"""

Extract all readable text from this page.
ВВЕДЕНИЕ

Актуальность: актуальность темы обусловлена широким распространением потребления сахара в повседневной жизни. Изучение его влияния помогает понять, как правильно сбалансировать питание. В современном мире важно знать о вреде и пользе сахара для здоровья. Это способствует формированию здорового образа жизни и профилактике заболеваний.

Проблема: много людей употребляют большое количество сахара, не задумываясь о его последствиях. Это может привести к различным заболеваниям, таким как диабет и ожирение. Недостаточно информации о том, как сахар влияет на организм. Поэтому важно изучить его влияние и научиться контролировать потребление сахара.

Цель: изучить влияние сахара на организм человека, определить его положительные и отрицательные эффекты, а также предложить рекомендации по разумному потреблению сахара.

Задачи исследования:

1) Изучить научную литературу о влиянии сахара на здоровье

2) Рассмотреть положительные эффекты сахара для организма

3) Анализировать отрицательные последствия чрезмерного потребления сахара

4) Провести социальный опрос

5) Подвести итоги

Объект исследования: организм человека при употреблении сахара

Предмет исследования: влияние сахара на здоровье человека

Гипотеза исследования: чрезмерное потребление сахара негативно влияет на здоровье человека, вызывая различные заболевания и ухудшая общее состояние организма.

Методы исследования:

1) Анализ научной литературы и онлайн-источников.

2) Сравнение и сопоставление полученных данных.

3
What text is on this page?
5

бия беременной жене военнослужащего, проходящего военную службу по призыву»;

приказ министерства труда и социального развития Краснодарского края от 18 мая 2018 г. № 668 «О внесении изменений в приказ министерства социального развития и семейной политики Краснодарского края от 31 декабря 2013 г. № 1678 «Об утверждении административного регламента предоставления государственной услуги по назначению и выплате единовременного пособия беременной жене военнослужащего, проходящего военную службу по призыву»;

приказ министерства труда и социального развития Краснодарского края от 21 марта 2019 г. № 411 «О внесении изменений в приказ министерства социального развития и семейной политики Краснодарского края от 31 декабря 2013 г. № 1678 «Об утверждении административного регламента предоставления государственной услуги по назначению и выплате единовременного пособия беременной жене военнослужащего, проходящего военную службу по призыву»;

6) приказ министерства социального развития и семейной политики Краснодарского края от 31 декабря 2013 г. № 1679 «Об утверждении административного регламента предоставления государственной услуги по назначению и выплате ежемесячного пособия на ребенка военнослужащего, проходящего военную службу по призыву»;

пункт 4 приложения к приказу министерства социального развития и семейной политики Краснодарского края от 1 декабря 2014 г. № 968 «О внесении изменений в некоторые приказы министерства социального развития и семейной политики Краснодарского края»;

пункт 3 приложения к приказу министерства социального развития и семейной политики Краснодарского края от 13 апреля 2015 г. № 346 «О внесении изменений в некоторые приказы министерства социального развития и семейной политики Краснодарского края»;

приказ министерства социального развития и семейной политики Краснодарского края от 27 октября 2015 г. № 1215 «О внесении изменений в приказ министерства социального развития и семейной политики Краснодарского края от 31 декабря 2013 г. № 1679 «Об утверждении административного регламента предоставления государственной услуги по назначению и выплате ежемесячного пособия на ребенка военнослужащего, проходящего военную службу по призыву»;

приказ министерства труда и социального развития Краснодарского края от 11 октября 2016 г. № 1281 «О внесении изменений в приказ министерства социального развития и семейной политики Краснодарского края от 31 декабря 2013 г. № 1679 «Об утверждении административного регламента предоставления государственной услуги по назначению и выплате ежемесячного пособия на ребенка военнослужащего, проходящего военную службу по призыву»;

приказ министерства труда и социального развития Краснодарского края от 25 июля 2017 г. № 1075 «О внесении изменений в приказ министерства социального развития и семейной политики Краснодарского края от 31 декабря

"""

> [What to do]:
Repeat each record exactly. Omit nothing.

> [Final result]:
Extract all readable text from this page.
ВВЕДЕНИЕ

Актуальность: актуальность темы обусловлена широким распространением потребления сахара в повседневной жизни. Изучение его влияния помогает понять, как правильно сбалансировать питание. В современном мире важно знать о вреде и пользе сахара для здоровья. Это способствует формированию здорового образа жизни и профилактике заболеваний.

Проблема: много людей употребляют большое количество сахара, не задумываясь о его последствиях. Это может привести к различным заболеваниям, таким как диабет и ожирение. Недостаточно информации о том, как сахар влияет на организм. Поэтому важно изучить его влияние и научиться контролировать потребление сахара.

Цель: изучить влияние сахара на организм человека, определить его положительные и отрицательные эффекты, а также предложить рекомендации по разумному потреблению сахара.

Задачи исследования:

1) Изучить научную литературу о влиянии сахара на здоровье

2) Рассмотреть положительные эффекты сахара для организма

3) Анализировать отрицательные последствия чрезмерного потребления сахара

4) Провести социальный опрос

5) Подвести итоги

Объект исследования: организм человека при употреблении сахара

Предмет исследования: влияние сахара на здоровье человека

Гипотеза исследования: чрезмерное потребление сахара негативно влияет на здоровье человека, вызывая различные заболевания и ухудшая общее состояние организма.

Методы исследования:

1) Анализ научной литературы и онлайн-источников.

2) Сравнение и сопоставление полученных данных.

3
What text is on this page?
5

бия беременной жене военнослужащего, проходящего военную службу по призыву»;

приказ министерства труда и социального развития Краснодарского края от 18 мая 2018 г. № 668 «О внесении изменений в приказ министерства социального развития и семейной политики Краснодарского края от 31 декабря 2013 г. № 1678 «Об утверждении административного регламента предоставления государственной услуги по назначению и выплате единовременного пособия беременной жене военнослужащего, проходящего военную службу по призыву»;

приказ министерства труда и социального развития Краснодарского края от 21 марта 2019 г. № 411 «О внесении изменений в приказ министерства социального развития и семейной политики Краснодарского края от 31 декабря 2013 г. № 1678 «Об утверждении административного регламента предоставления государственной услуги по назначению и выплате единовременного пособия беременной жене военнослужащего, проходящего военную службу по призыву»;

6) приказ министерства социального развития и семейной политики Краснодарского края от 31 декабря 2013 г. № 1679 «Об утверждении административного регламента предоставления государственной услуги по назначению и выплате ежемесячного пособия на ребенка военнослужащего, проходящего военную службу по призыву»;

пункт 4 приложения к приказу министерства социального развития и семейной политики Краснодарского края от 1 декабря 2014 г. № 968 «О внесении изменений в некоторые приказы министерства социального развития и семейной политики Краснодарского края»;

пункт 3 приложения к приказу министерства социального развития и семейной политики Краснодарского края от 13 апреля 2015 г. № 346 «О внесении изменений в некоторые приказы министерства социального развития и семейной политики Краснодарского края»;

приказ министерства социального развития и семейной политики Краснодарского края от 27 октября 2015 г. № 1215 «О внесении изменений в приказ министерства социального развития и семейной политики Краснодарского края от 31 декабря 2013 г. № 1679 «Об утверждении административного регламента предоставления государственной услуги по назначению и выплате ежемесячного пособия на ребенка военнослужащего, проходящего военную службу по призыву»;

приказ министерства труда и социального развития Краснодарского края от 11 октября 2016 г. № 1281 «О внесении изменений в приказ министерства социального развития и семейной политики Краснодарского края от 31 декабря 2013 г. № 1679 «Об утверждении административного регламента предоставления государственной услуги по назначению и выплате ежемесячного пособия на ребенка военнослужащего, проходящего военную службу по призыву»;

приказ министерства труда и социального развития Краснодарского края от 25 июля 2017 г. № 1075 «О внесении изменений в приказ министерства социального развития и семейной политики Краснодарского края от 31 декабря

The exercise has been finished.